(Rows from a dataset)
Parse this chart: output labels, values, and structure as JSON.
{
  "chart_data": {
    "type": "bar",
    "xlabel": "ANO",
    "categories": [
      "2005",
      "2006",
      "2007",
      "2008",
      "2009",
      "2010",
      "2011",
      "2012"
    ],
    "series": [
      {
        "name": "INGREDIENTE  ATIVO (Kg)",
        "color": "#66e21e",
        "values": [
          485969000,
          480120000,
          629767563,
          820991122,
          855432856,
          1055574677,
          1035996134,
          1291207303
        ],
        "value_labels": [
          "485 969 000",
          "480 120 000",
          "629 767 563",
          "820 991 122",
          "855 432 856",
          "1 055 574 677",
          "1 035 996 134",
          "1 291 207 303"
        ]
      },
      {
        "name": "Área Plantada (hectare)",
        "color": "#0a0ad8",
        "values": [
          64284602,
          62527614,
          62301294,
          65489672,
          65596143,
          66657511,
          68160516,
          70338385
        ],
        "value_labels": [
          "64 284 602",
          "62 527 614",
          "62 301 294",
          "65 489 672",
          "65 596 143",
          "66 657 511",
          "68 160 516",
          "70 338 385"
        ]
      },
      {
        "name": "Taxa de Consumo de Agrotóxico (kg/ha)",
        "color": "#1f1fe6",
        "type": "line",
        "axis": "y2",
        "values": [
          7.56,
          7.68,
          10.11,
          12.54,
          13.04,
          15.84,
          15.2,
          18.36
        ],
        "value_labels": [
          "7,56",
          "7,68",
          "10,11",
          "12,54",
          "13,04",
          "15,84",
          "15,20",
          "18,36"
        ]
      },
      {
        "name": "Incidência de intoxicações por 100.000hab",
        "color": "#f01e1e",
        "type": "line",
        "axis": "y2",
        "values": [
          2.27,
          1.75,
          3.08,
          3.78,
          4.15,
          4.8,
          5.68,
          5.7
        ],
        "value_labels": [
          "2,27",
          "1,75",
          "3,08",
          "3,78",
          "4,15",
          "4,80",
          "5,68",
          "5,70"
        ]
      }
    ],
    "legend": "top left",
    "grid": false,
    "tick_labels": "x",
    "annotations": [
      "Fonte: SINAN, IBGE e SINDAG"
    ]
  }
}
---
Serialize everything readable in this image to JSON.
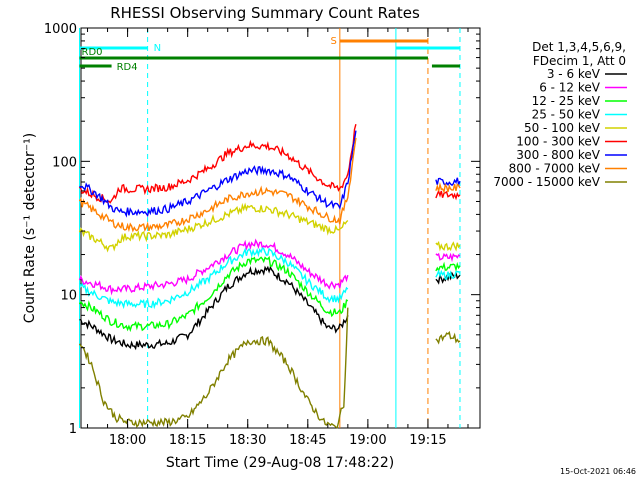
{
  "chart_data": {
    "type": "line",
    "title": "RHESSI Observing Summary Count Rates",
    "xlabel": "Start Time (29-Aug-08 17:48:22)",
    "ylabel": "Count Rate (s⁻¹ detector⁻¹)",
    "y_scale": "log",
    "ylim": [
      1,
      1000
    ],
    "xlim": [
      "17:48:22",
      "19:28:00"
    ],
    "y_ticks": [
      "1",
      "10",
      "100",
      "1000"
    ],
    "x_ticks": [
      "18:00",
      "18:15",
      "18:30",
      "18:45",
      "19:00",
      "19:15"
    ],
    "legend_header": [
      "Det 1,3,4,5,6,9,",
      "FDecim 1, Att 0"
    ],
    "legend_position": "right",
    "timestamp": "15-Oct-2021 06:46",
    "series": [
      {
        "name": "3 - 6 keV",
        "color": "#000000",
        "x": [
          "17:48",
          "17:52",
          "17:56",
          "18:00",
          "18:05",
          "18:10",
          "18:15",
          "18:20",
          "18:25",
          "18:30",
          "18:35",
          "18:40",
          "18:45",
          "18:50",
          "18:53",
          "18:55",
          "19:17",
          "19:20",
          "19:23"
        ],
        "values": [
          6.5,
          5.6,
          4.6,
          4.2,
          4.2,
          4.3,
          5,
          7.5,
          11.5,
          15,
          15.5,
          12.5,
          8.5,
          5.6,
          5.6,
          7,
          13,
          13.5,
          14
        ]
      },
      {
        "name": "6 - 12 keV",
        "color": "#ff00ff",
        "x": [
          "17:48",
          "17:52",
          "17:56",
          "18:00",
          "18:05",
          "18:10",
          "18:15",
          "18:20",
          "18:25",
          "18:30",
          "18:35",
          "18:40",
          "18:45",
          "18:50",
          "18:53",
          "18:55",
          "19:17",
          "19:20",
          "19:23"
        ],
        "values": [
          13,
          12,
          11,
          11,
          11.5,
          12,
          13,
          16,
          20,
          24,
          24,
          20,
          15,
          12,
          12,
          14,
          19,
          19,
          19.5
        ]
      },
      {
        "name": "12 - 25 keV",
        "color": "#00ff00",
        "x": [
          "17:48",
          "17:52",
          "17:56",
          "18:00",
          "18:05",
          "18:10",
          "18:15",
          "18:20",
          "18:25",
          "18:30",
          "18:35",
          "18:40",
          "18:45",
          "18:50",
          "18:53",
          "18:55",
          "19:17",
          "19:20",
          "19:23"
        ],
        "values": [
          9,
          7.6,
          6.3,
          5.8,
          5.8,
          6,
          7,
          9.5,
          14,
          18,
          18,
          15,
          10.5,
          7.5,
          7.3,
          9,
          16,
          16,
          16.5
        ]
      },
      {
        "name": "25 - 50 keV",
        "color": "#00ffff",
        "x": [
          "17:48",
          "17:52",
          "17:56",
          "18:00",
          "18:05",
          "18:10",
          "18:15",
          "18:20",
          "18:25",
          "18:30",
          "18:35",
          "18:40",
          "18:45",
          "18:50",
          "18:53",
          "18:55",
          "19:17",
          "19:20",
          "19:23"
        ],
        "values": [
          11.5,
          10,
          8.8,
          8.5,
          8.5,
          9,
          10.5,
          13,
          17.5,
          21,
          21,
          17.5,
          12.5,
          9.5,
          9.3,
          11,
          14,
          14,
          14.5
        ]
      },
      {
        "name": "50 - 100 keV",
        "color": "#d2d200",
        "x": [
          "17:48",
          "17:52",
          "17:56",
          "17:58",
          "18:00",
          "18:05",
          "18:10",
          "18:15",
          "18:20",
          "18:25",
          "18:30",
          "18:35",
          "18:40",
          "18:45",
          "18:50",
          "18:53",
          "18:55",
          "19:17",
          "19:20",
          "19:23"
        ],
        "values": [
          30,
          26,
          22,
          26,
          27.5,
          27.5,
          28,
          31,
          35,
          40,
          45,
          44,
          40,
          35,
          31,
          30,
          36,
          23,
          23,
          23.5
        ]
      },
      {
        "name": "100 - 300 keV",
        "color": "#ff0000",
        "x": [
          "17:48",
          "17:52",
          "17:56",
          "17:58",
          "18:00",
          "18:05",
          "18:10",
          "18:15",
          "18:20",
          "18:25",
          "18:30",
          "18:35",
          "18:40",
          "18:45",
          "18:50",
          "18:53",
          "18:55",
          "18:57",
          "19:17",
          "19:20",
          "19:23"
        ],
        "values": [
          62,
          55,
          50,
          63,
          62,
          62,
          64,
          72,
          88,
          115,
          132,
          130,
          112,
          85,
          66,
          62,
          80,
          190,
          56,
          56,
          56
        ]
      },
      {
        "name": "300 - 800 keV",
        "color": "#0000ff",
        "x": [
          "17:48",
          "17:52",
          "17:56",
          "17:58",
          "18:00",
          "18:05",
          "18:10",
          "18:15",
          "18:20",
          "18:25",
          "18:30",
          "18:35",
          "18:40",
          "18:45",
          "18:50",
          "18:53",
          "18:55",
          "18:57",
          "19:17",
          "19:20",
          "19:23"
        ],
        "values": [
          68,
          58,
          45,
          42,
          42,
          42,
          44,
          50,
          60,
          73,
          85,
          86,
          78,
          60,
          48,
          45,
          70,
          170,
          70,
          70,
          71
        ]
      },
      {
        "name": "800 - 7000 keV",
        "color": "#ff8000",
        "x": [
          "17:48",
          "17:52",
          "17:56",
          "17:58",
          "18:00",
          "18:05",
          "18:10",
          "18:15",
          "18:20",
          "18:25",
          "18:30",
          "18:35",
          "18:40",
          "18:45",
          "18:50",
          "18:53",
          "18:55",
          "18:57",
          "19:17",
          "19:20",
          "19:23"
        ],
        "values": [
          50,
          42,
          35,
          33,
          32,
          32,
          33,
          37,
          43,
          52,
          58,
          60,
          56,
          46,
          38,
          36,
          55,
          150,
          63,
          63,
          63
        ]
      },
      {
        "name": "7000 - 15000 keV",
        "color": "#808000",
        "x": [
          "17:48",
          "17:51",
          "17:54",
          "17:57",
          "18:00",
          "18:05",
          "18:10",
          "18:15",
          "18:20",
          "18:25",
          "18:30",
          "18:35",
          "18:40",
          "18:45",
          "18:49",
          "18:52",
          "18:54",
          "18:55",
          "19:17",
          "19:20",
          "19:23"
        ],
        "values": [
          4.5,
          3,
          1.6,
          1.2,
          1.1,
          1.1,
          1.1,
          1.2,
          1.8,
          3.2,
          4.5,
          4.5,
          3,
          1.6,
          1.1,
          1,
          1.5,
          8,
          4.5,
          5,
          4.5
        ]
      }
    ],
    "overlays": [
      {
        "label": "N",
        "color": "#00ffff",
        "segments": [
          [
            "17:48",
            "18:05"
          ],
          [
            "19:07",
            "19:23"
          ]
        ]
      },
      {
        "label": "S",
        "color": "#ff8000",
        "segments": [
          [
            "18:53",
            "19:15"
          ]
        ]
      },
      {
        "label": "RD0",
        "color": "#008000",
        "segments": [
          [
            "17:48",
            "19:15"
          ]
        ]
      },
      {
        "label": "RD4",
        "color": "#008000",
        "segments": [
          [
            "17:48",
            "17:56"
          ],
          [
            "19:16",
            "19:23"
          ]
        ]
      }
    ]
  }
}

# [WRITTEN INSTRUCTION]
Give only the number of lines in the material above where the string "type" appears.

# [OUTPUT FOR THIS TASK]
4